Task to complete ▸
Will you extract the entries word for word? Images should not appear in the copy.

####

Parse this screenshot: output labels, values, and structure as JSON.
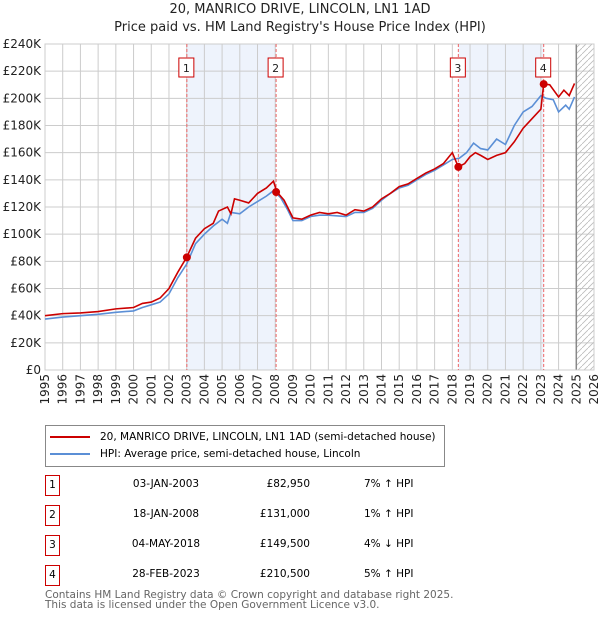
{
  "chart_data": {
    "type": "line",
    "title": "20, MANRICO DRIVE, LINCOLN, LN1 1AD",
    "subtitle": "Price paid vs. HM Land Registry's House Price Index (HPI)",
    "xlim": [
      1995,
      2026
    ],
    "ylim": [
      0,
      240000
    ],
    "x_ticks": [
      "1995",
      "1996",
      "1997",
      "1998",
      "1999",
      "2000",
      "2001",
      "2002",
      "2003",
      "2004",
      "2005",
      "2006",
      "2007",
      "2008",
      "2009",
      "2010",
      "2011",
      "2012",
      "2013",
      "2014",
      "2015",
      "2016",
      "2017",
      "2018",
      "2019",
      "2020",
      "2021",
      "2022",
      "2023",
      "2024",
      "2025",
      "2026"
    ],
    "y_ticks": [
      {
        "v": 0,
        "label": "£0"
      },
      {
        "v": 20000,
        "label": "£20K"
      },
      {
        "v": 40000,
        "label": "£40K"
      },
      {
        "v": 60000,
        "label": "£60K"
      },
      {
        "v": 80000,
        "label": "£80K"
      },
      {
        "v": 100000,
        "label": "£100K"
      },
      {
        "v": 120000,
        "label": "£120K"
      },
      {
        "v": 140000,
        "label": "£140K"
      },
      {
        "v": 160000,
        "label": "£160K"
      },
      {
        "v": 180000,
        "label": "£180K"
      },
      {
        "v": 200000,
        "label": "£200K"
      },
      {
        "v": 220000,
        "label": "£220K"
      },
      {
        "v": 240000,
        "label": "£240K"
      }
    ],
    "grid": true,
    "shaded_ranges": [
      [
        2003.01,
        2008.05
      ],
      [
        2018.34,
        2023.16
      ]
    ],
    "forecast_hatch_from": 2025,
    "series": [
      {
        "name": "20, MANRICO DRIVE, LINCOLN, LN1 1AD (semi-detached house)",
        "color": "#cc0000",
        "x": [
          1995,
          1996,
          1997,
          1998,
          1999,
          2000,
          2000.5,
          2001,
          2001.5,
          2002,
          2002.5,
          2003,
          2003.5,
          2004,
          2004.5,
          2004.8,
          2005.3,
          2005.5,
          2005.7,
          2006,
          2006.5,
          2007,
          2007.5,
          2007.9,
          2008.1,
          2008.5,
          2009,
          2009.5,
          2010,
          2010.5,
          2011,
          2011.5,
          2012,
          2012.5,
          2013,
          2013.5,
          2014,
          2014.5,
          2015,
          2015.5,
          2016,
          2016.5,
          2017,
          2017.5,
          2018,
          2018.34,
          2018.7,
          2019,
          2019.3,
          2019.6,
          2020,
          2020.5,
          2021,
          2021.5,
          2022,
          2022.5,
          2023,
          2023.16,
          2023.5,
          2024,
          2024.3,
          2024.6,
          2024.9
        ],
        "y": [
          40000,
          41500,
          42000,
          43000,
          45000,
          46000,
          49000,
          50000,
          53000,
          60000,
          72000,
          83000,
          97000,
          104000,
          108000,
          117000,
          120000,
          115000,
          126000,
          125000,
          123000,
          130000,
          134000,
          139000,
          131000,
          125000,
          112000,
          111000,
          114000,
          116000,
          115000,
          116000,
          114000,
          118000,
          117000,
          120000,
          126000,
          130000,
          135000,
          137000,
          141000,
          145000,
          148000,
          152000,
          160000,
          149500,
          152000,
          157000,
          160000,
          158000,
          155000,
          158000,
          160000,
          168000,
          178000,
          185000,
          192000,
          210500,
          210000,
          201000,
          206000,
          202000,
          211000
        ]
      },
      {
        "name": "HPI: Average price, semi-detached house, Lincoln",
        "color": "#5b8fd6",
        "x": [
          1995,
          1996,
          1997,
          1998,
          1999,
          2000,
          2000.5,
          2001,
          2001.5,
          2002,
          2002.5,
          2003,
          2003.5,
          2004,
          2004.5,
          2005,
          2005.3,
          2005.5,
          2006,
          2006.5,
          2007,
          2007.5,
          2007.9,
          2008.3,
          2008.7,
          2009,
          2009.5,
          2010,
          2010.5,
          2011,
          2012,
          2012.5,
          2013,
          2013.5,
          2014,
          2014.5,
          2015,
          2015.5,
          2016,
          2016.5,
          2017,
          2017.5,
          2018,
          2018.4,
          2018.8,
          2019.2,
          2019.6,
          2020,
          2020.5,
          2021,
          2021.5,
          2022,
          2022.5,
          2023,
          2023.3,
          2023.7,
          2024,
          2024.4,
          2024.6,
          2024.9
        ],
        "y": [
          37500,
          39000,
          40000,
          41000,
          42500,
          43500,
          46000,
          48000,
          50000,
          56000,
          68000,
          78000,
          93000,
          100000,
          106000,
          111000,
          108000,
          116000,
          115000,
          120000,
          124000,
          128000,
          132000,
          127000,
          118000,
          110000,
          110000,
          113000,
          114000,
          114000,
          113000,
          116000,
          116000,
          119000,
          125000,
          130000,
          134000,
          136000,
          140000,
          144000,
          147000,
          151000,
          155000,
          156000,
          160000,
          167000,
          163000,
          162000,
          170000,
          166000,
          180000,
          190000,
          194000,
          202000,
          200000,
          199000,
          190000,
          195000,
          192000,
          201000
        ]
      }
    ],
    "sales": [
      {
        "num": "1",
        "x": 2003.01,
        "y": 82950
      },
      {
        "num": "2",
        "x": 2008.05,
        "y": 131000
      },
      {
        "num": "3",
        "x": 2018.34,
        "y": 149500
      },
      {
        "num": "4",
        "x": 2023.16,
        "y": 210500
      }
    ]
  },
  "legend": {
    "red": "20, MANRICO DRIVE, LINCOLN, LN1 1AD (semi-detached house)",
    "blue": "HPI: Average price, semi-detached house, Lincoln"
  },
  "table": [
    {
      "num": "1",
      "date": "03-JAN-2003",
      "price": "£82,950",
      "hpi": "7% ↑ HPI"
    },
    {
      "num": "2",
      "date": "18-JAN-2008",
      "price": "£131,000",
      "hpi": "1% ↑ HPI"
    },
    {
      "num": "3",
      "date": "04-MAY-2018",
      "price": "£149,500",
      "hpi": "4% ↓ HPI"
    },
    {
      "num": "4",
      "date": "28-FEB-2023",
      "price": "£210,500",
      "hpi": "5% ↑ HPI"
    }
  ],
  "footer": {
    "line1": "Contains HM Land Registry data © Crown copyright and database right 2025.",
    "line2": "This data is licensed under the Open Government Licence v3.0."
  }
}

####

Task answer ▸
Parse this screenshot: output labels, values, and structure as JSON.
{
  "chart_data": {
    "type": "line",
    "title": "20, MANRICO DRIVE, LINCOLN, LN1 1AD",
    "subtitle": "Price paid vs. HM Land Registry's House Price Index (HPI)",
    "xlim": [
      1995,
      2026
    ],
    "ylim": [
      0,
      240000
    ],
    "x_ticks": [
      "1995",
      "1996",
      "1997",
      "1998",
      "1999",
      "2000",
      "2001",
      "2002",
      "2003",
      "2004",
      "2005",
      "2006",
      "2007",
      "2008",
      "2009",
      "2010",
      "2011",
      "2012",
      "2013",
      "2014",
      "2015",
      "2016",
      "2017",
      "2018",
      "2019",
      "2020",
      "2021",
      "2022",
      "2023",
      "2024",
      "2025",
      "2026"
    ],
    "y_ticks": [
      {
        "v": 0,
        "label": "£0"
      },
      {
        "v": 20000,
        "label": "£20K"
      },
      {
        "v": 40000,
        "label": "£40K"
      },
      {
        "v": 60000,
        "label": "£60K"
      },
      {
        "v": 80000,
        "label": "£80K"
      },
      {
        "v": 100000,
        "label": "£100K"
      },
      {
        "v": 120000,
        "label": "£120K"
      },
      {
        "v": 140000,
        "label": "£140K"
      },
      {
        "v": 160000,
        "label": "£160K"
      },
      {
        "v": 180000,
        "label": "£180K"
      },
      {
        "v": 200000,
        "label": "£200K"
      },
      {
        "v": 220000,
        "label": "£220K"
      },
      {
        "v": 240000,
        "label": "£240K"
      }
    ],
    "grid": true,
    "shaded_ranges": [
      [
        2003.01,
        2008.05
      ],
      [
        2018.34,
        2023.16
      ]
    ],
    "forecast_hatch_from": 2025,
    "series": [
      {
        "name": "20, MANRICO DRIVE, LINCOLN, LN1 1AD (semi-detached house)",
        "color": "#cc0000",
        "x": [
          1995,
          1996,
          1997,
          1998,
          1999,
          2000,
          2000.5,
          2001,
          2001.5,
          2002,
          2002.5,
          2003,
          2003.5,
          2004,
          2004.5,
          2004.8,
          2005.3,
          2005.5,
          2005.7,
          2006,
          2006.5,
          2007,
          2007.5,
          2007.9,
          2008.1,
          2008.5,
          2009,
          2009.5,
          2010,
          2010.5,
          2011,
          2011.5,
          2012,
          2012.5,
          2013,
          2013.5,
          2014,
          2014.5,
          2015,
          2015.5,
          2016,
          2016.5,
          2017,
          2017.5,
          2018,
          2018.34,
          2018.7,
          2019,
          2019.3,
          2019.6,
          2020,
          2020.5,
          2021,
          2021.5,
          2022,
          2022.5,
          2023,
          2023.16,
          2023.5,
          2024,
          2024.3,
          2024.6,
          2024.9
        ],
        "y": [
          40000,
          41500,
          42000,
          43000,
          45000,
          46000,
          49000,
          50000,
          53000,
          60000,
          72000,
          83000,
          97000,
          104000,
          108000,
          117000,
          120000,
          115000,
          126000,
          125000,
          123000,
          130000,
          134000,
          139000,
          131000,
          125000,
          112000,
          111000,
          114000,
          116000,
          115000,
          116000,
          114000,
          118000,
          117000,
          120000,
          126000,
          130000,
          135000,
          137000,
          141000,
          145000,
          148000,
          152000,
          160000,
          149500,
          152000,
          157000,
          160000,
          158000,
          155000,
          158000,
          160000,
          168000,
          178000,
          185000,
          192000,
          210500,
          210000,
          201000,
          206000,
          202000,
          211000
        ]
      },
      {
        "name": "HPI: Average price, semi-detached house, Lincoln",
        "color": "#5b8fd6",
        "x": [
          1995,
          1996,
          1997,
          1998,
          1999,
          2000,
          2000.5,
          2001,
          2001.5,
          2002,
          2002.5,
          2003,
          2003.5,
          2004,
          2004.5,
          2005,
          2005.3,
          2005.5,
          2006,
          2006.5,
          2007,
          2007.5,
          2007.9,
          2008.3,
          2008.7,
          2009,
          2009.5,
          2010,
          2010.5,
          2011,
          2012,
          2012.5,
          2013,
          2013.5,
          2014,
          2014.5,
          2015,
          2015.5,
          2016,
          2016.5,
          2017,
          2017.5,
          2018,
          2018.4,
          2018.8,
          2019.2,
          2019.6,
          2020,
          2020.5,
          2021,
          2021.5,
          2022,
          2022.5,
          2023,
          2023.3,
          2023.7,
          2024,
          2024.4,
          2024.6,
          2024.9
        ],
        "y": [
          37500,
          39000,
          40000,
          41000,
          42500,
          43500,
          46000,
          48000,
          50000,
          56000,
          68000,
          78000,
          93000,
          100000,
          106000,
          111000,
          108000,
          116000,
          115000,
          120000,
          124000,
          128000,
          132000,
          127000,
          118000,
          110000,
          110000,
          113000,
          114000,
          114000,
          113000,
          116000,
          116000,
          119000,
          125000,
          130000,
          134000,
          136000,
          140000,
          144000,
          147000,
          151000,
          155000,
          156000,
          160000,
          167000,
          163000,
          162000,
          170000,
          166000,
          180000,
          190000,
          194000,
          202000,
          200000,
          199000,
          190000,
          195000,
          192000,
          201000
        ]
      }
    ],
    "sales": [
      {
        "num": "1",
        "x": 2003.01,
        "y": 82950
      },
      {
        "num": "2",
        "x": 2008.05,
        "y": 131000
      },
      {
        "num": "3",
        "x": 2018.34,
        "y": 149500
      },
      {
        "num": "4",
        "x": 2023.16,
        "y": 210500
      }
    ]
  },
  "legend": {
    "red": "20, MANRICO DRIVE, LINCOLN, LN1 1AD (semi-detached house)",
    "blue": "HPI: Average price, semi-detached house, Lincoln"
  },
  "table": [
    {
      "num": "1",
      "date": "03-JAN-2003",
      "price": "£82,950",
      "hpi": "7% ↑ HPI"
    },
    {
      "num": "2",
      "date": "18-JAN-2008",
      "price": "£131,000",
      "hpi": "1% ↑ HPI"
    },
    {
      "num": "3",
      "date": "04-MAY-2018",
      "price": "£149,500",
      "hpi": "4% ↓ HPI"
    },
    {
      "num": "4",
      "date": "28-FEB-2023",
      "price": "£210,500",
      "hpi": "5% ↑ HPI"
    }
  ],
  "footer": {
    "line1": "Contains HM Land Registry data © Crown copyright and database right 2025.",
    "line2": "This data is licensed under the Open Government Licence v3.0."
  }
}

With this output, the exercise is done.